WORK REQUIRED:
Your task is to transcribe the records exactly, skipping every image.

DATA TO PROCESS:
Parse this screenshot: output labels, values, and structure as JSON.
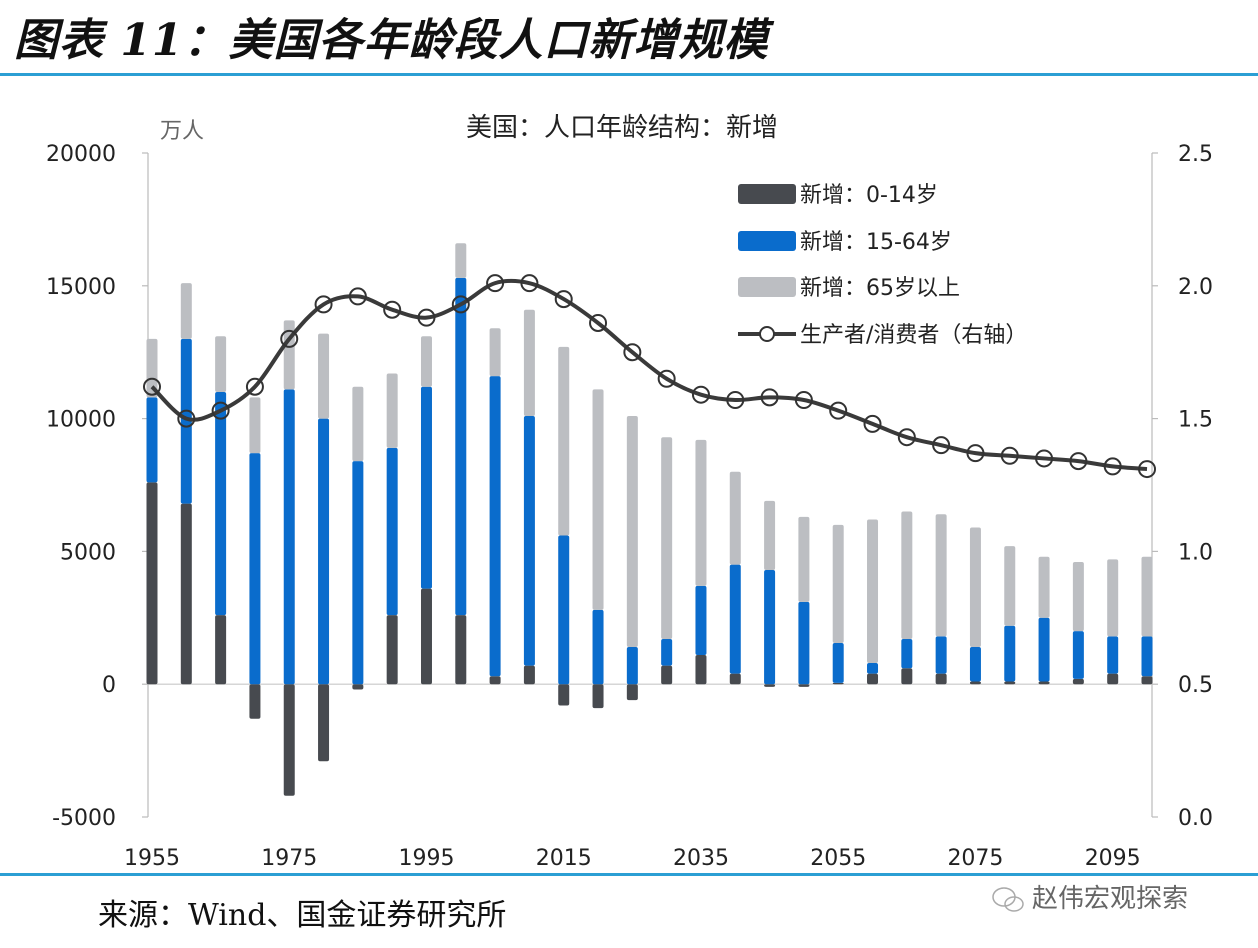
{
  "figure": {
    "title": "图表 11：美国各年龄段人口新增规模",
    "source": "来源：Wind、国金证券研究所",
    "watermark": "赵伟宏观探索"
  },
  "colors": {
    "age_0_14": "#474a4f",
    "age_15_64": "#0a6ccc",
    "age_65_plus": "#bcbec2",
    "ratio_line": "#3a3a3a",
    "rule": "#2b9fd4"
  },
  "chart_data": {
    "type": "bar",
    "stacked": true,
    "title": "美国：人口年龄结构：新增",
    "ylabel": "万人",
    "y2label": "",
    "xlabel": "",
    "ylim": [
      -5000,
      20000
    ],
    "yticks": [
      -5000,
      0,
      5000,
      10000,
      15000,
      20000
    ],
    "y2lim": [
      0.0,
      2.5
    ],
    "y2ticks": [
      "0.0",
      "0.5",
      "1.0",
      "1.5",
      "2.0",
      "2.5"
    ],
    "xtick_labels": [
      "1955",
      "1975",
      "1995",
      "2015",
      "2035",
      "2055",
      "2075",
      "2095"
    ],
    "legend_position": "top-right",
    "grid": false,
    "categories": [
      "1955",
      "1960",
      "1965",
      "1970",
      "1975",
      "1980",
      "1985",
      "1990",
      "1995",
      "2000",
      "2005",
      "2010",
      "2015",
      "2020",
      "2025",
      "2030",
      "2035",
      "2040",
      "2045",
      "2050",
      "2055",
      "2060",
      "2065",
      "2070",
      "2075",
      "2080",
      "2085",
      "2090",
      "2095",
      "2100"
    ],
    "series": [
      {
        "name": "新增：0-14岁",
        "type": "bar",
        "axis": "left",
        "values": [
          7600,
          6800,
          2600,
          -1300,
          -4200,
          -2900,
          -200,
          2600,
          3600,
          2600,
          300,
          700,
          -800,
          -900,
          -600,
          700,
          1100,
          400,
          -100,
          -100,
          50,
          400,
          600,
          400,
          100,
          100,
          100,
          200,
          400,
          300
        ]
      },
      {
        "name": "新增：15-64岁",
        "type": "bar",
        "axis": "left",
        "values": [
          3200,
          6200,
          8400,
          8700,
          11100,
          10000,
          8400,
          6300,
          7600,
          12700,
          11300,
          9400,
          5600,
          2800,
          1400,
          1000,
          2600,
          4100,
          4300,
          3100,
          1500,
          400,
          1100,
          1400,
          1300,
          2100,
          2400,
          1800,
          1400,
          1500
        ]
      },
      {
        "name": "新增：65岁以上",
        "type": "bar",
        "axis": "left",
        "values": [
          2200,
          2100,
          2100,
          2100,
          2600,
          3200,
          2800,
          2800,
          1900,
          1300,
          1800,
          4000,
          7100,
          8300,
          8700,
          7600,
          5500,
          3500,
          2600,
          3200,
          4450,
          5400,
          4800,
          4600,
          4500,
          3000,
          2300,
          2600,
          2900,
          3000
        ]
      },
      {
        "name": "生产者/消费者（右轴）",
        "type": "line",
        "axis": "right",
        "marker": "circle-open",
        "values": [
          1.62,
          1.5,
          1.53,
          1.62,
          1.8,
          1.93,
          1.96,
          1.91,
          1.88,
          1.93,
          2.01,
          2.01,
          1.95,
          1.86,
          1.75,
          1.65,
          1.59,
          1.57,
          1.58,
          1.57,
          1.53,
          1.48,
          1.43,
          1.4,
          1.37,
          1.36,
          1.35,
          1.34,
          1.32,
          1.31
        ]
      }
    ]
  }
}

FINISHED ANSWER:
Parse this screenshot: output labels, values, and structure as JSON.
{
  "figure": {
    "title": "图表 11：美国各年龄段人口新增规模",
    "source": "来源：Wind、国金证券研究所",
    "watermark": "赵伟宏观探索"
  },
  "colors": {
    "age_0_14": "#474a4f",
    "age_15_64": "#0a6ccc",
    "age_65_plus": "#bcbec2",
    "ratio_line": "#3a3a3a",
    "rule": "#2b9fd4"
  },
  "chart_data": {
    "type": "bar",
    "stacked": true,
    "title": "美国：人口年龄结构：新增",
    "ylabel": "万人",
    "y2label": "",
    "xlabel": "",
    "ylim": [
      -5000,
      20000
    ],
    "yticks": [
      -5000,
      0,
      5000,
      10000,
      15000,
      20000
    ],
    "y2lim": [
      0.0,
      2.5
    ],
    "y2ticks": [
      "0.0",
      "0.5",
      "1.0",
      "1.5",
      "2.0",
      "2.5"
    ],
    "xtick_labels": [
      "1955",
      "1975",
      "1995",
      "2015",
      "2035",
      "2055",
      "2075",
      "2095"
    ],
    "legend_position": "top-right",
    "grid": false,
    "categories": [
      "1955",
      "1960",
      "1965",
      "1970",
      "1975",
      "1980",
      "1985",
      "1990",
      "1995",
      "2000",
      "2005",
      "2010",
      "2015",
      "2020",
      "2025",
      "2030",
      "2035",
      "2040",
      "2045",
      "2050",
      "2055",
      "2060",
      "2065",
      "2070",
      "2075",
      "2080",
      "2085",
      "2090",
      "2095",
      "2100"
    ],
    "series": [
      {
        "name": "新增：0-14岁",
        "type": "bar",
        "axis": "left",
        "values": [
          7600,
          6800,
          2600,
          -1300,
          -4200,
          -2900,
          -200,
          2600,
          3600,
          2600,
          300,
          700,
          -800,
          -900,
          -600,
          700,
          1100,
          400,
          -100,
          -100,
          50,
          400,
          600,
          400,
          100,
          100,
          100,
          200,
          400,
          300
        ]
      },
      {
        "name": "新增：15-64岁",
        "type": "bar",
        "axis": "left",
        "values": [
          3200,
          6200,
          8400,
          8700,
          11100,
          10000,
          8400,
          6300,
          7600,
          12700,
          11300,
          9400,
          5600,
          2800,
          1400,
          1000,
          2600,
          4100,
          4300,
          3100,
          1500,
          400,
          1100,
          1400,
          1300,
          2100,
          2400,
          1800,
          1400,
          1500
        ]
      },
      {
        "name": "新增：65岁以上",
        "type": "bar",
        "axis": "left",
        "values": [
          2200,
          2100,
          2100,
          2100,
          2600,
          3200,
          2800,
          2800,
          1900,
          1300,
          1800,
          4000,
          7100,
          8300,
          8700,
          7600,
          5500,
          3500,
          2600,
          3200,
          4450,
          5400,
          4800,
          4600,
          4500,
          3000,
          2300,
          2600,
          2900,
          3000
        ]
      },
      {
        "name": "生产者/消费者（右轴）",
        "type": "line",
        "axis": "right",
        "marker": "circle-open",
        "values": [
          1.62,
          1.5,
          1.53,
          1.62,
          1.8,
          1.93,
          1.96,
          1.91,
          1.88,
          1.93,
          2.01,
          2.01,
          1.95,
          1.86,
          1.75,
          1.65,
          1.59,
          1.57,
          1.58,
          1.57,
          1.53,
          1.48,
          1.43,
          1.4,
          1.37,
          1.36,
          1.35,
          1.34,
          1.32,
          1.31
        ]
      }
    ]
  }
}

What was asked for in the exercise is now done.